* **Exercise directions**:
Write out the records word for word, from the very first line down to and including the line with "paragraph-line-2-after: . [797,669,807,704]".

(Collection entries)
──────────────────────────────
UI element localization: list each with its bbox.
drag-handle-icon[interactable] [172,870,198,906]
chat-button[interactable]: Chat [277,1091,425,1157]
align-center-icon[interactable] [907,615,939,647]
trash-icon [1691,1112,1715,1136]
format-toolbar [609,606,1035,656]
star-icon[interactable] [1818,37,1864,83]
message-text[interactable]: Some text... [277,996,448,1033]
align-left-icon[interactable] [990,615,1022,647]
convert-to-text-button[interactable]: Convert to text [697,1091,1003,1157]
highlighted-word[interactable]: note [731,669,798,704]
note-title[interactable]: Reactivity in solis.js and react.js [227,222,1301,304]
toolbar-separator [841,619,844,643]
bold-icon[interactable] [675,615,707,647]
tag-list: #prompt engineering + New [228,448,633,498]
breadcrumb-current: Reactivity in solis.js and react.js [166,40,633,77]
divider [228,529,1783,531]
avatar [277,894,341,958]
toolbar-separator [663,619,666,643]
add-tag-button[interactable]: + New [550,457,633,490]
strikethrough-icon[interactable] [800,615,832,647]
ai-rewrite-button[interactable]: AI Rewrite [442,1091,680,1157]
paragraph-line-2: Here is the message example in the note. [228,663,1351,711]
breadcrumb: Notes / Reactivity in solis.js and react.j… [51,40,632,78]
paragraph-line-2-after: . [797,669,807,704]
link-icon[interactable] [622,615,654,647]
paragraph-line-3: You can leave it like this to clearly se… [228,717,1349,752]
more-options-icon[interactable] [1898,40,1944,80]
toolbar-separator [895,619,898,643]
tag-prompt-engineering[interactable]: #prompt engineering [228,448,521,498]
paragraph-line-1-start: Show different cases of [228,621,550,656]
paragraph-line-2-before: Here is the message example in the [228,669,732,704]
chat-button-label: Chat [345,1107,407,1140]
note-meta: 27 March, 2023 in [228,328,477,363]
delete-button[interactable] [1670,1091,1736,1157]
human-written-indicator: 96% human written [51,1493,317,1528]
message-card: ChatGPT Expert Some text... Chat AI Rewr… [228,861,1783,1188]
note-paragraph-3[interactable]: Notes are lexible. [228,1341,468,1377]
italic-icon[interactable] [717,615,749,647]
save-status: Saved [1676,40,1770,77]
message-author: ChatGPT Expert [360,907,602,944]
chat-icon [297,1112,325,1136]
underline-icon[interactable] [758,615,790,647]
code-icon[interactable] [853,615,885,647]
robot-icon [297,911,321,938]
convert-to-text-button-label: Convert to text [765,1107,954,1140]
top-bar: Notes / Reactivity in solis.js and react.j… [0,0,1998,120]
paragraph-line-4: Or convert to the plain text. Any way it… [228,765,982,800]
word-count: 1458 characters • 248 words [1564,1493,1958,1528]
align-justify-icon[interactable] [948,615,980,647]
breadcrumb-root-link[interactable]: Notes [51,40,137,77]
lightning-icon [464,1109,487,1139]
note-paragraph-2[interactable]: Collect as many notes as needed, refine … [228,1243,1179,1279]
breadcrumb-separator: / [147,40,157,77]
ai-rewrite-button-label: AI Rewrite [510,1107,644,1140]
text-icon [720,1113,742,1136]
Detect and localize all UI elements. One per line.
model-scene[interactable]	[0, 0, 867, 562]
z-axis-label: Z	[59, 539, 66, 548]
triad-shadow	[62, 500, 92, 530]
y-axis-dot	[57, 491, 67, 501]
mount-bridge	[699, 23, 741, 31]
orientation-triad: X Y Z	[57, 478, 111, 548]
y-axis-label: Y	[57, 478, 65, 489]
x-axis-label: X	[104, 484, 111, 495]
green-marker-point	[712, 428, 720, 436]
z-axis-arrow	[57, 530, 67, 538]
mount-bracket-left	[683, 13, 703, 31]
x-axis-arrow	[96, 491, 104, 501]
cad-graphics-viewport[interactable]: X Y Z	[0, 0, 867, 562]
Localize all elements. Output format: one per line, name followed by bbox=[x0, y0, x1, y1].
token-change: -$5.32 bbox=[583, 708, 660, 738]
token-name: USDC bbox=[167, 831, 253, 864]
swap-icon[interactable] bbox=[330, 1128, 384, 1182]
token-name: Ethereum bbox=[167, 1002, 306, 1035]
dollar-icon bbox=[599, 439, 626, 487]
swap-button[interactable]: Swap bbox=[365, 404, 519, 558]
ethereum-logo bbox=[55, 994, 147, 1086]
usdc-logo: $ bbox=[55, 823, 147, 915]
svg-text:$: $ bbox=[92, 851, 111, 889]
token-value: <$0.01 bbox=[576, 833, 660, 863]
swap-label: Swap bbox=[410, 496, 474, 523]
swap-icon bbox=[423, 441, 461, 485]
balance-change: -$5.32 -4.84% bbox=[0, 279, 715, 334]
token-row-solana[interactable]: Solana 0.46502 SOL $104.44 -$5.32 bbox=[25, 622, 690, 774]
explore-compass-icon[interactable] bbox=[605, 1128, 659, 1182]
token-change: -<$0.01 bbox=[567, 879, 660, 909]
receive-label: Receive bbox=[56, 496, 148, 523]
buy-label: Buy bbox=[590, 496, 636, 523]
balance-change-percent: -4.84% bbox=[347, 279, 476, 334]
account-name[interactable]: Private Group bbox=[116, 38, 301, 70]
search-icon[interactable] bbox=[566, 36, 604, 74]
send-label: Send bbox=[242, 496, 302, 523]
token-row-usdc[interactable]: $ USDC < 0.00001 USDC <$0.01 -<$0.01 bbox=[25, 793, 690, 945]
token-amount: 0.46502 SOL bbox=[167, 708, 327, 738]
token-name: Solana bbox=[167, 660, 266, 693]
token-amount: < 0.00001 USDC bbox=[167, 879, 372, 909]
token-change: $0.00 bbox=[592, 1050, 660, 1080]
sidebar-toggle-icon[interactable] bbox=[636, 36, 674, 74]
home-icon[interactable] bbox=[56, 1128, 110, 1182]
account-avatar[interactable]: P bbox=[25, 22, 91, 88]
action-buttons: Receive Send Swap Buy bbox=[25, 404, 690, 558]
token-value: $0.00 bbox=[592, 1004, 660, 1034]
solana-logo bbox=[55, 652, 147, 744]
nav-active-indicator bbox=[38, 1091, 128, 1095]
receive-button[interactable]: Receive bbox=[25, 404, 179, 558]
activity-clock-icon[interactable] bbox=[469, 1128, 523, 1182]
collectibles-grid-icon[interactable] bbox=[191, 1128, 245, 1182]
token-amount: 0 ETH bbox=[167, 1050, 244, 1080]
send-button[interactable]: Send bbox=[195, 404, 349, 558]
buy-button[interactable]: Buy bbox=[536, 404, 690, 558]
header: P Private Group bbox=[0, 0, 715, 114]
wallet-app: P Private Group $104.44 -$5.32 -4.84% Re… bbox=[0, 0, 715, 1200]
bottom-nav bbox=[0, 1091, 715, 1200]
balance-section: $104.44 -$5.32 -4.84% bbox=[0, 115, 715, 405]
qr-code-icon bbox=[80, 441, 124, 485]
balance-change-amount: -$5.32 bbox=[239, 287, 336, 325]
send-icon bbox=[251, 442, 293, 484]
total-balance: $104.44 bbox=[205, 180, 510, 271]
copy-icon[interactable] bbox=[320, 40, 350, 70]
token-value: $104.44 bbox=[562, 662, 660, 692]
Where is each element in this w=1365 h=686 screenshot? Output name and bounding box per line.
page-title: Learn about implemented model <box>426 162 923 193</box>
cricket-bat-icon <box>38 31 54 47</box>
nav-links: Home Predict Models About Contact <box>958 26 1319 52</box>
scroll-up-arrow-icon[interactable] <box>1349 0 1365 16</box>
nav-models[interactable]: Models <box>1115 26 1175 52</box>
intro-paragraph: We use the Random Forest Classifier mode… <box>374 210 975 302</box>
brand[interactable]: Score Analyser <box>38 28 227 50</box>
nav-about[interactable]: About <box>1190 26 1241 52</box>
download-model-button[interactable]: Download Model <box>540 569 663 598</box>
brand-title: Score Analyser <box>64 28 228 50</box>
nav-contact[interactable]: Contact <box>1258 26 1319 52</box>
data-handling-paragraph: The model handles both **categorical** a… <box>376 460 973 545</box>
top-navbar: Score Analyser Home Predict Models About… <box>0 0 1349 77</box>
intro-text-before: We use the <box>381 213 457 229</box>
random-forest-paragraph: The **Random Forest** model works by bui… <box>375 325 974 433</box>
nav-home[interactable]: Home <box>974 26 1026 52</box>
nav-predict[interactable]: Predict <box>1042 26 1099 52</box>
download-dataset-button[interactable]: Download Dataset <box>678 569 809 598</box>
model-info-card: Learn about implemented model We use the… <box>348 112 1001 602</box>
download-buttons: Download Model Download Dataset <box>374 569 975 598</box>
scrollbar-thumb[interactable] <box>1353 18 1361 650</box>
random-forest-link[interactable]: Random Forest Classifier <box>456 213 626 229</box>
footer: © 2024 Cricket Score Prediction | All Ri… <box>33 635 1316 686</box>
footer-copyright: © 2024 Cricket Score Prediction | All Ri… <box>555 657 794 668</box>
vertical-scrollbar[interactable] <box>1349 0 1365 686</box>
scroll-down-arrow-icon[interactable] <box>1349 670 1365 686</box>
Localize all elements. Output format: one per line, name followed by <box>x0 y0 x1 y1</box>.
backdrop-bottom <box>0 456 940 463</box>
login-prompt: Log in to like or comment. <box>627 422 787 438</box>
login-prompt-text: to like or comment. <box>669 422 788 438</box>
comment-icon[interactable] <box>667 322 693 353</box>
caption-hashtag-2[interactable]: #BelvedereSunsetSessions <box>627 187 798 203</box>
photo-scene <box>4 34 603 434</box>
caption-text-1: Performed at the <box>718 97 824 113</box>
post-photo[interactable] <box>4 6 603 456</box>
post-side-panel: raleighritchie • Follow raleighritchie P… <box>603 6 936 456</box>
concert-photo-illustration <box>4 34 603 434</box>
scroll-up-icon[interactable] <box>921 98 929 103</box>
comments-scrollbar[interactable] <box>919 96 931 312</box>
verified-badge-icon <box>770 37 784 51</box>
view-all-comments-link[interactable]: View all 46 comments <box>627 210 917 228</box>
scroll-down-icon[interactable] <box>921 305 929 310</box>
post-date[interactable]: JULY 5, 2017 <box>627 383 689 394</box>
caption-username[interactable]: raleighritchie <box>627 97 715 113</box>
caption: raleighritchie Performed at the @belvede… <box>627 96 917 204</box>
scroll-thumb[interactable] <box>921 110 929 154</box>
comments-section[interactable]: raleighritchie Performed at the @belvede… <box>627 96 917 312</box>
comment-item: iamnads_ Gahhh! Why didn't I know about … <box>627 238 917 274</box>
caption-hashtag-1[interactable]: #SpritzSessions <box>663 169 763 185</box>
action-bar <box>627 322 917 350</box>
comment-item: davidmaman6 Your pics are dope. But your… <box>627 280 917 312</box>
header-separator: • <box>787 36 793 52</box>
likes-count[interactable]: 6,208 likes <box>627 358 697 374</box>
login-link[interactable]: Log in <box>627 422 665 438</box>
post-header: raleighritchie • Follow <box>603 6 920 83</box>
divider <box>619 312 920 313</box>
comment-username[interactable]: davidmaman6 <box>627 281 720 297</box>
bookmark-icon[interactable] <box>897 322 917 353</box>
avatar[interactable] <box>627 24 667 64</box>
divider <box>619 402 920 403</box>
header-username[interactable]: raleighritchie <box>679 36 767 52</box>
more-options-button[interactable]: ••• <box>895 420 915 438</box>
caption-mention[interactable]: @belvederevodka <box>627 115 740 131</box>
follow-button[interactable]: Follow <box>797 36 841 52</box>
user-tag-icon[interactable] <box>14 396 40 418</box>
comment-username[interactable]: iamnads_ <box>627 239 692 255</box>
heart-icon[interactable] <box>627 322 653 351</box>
──────────────────────────────
* **Exercise answer**:
UI element localization: list each with its bbox.
drag-handle-icon[interactable] [172,870,198,906]
chat-button[interactable]: Chat [277,1091,425,1157]
align-center-icon[interactable] [907,615,939,647]
trash-icon [1691,1112,1715,1136]
format-toolbar [609,606,1035,656]
star-icon[interactable] [1818,37,1864,83]
message-text[interactable]: Some text... [277,996,448,1033]
align-left-icon[interactable] [990,615,1022,647]
convert-to-text-button[interactable]: Convert to text [697,1091,1003,1157]
highlighted-word[interactable]: note [731,669,798,704]
note-title[interactable]: Reactivity in solis.js and react.js [227,222,1301,304]
toolbar-separator [841,619,844,643]
bold-icon[interactable] [675,615,707,647]
tag-list: #prompt engineering + New [228,448,633,498]
breadcrumb-current: Reactivity in solis.js and react.js [166,40,633,77]
divider [228,529,1783,531]
avatar [277,894,341,958]
toolbar-separator [663,619,666,643]
add-tag-button[interactable]: + New [550,457,633,490]
strikethrough-icon[interactable] [800,615,832,647]
ai-rewrite-button[interactable]: AI Rewrite [442,1091,680,1157]
paragraph-line-2: Here is the message example in the note. [228,663,1351,711]
breadcrumb: Notes / Reactivity in solis.js and react.j… [51,40,632,78]
paragraph-line-2-after: . [797,669,807,704]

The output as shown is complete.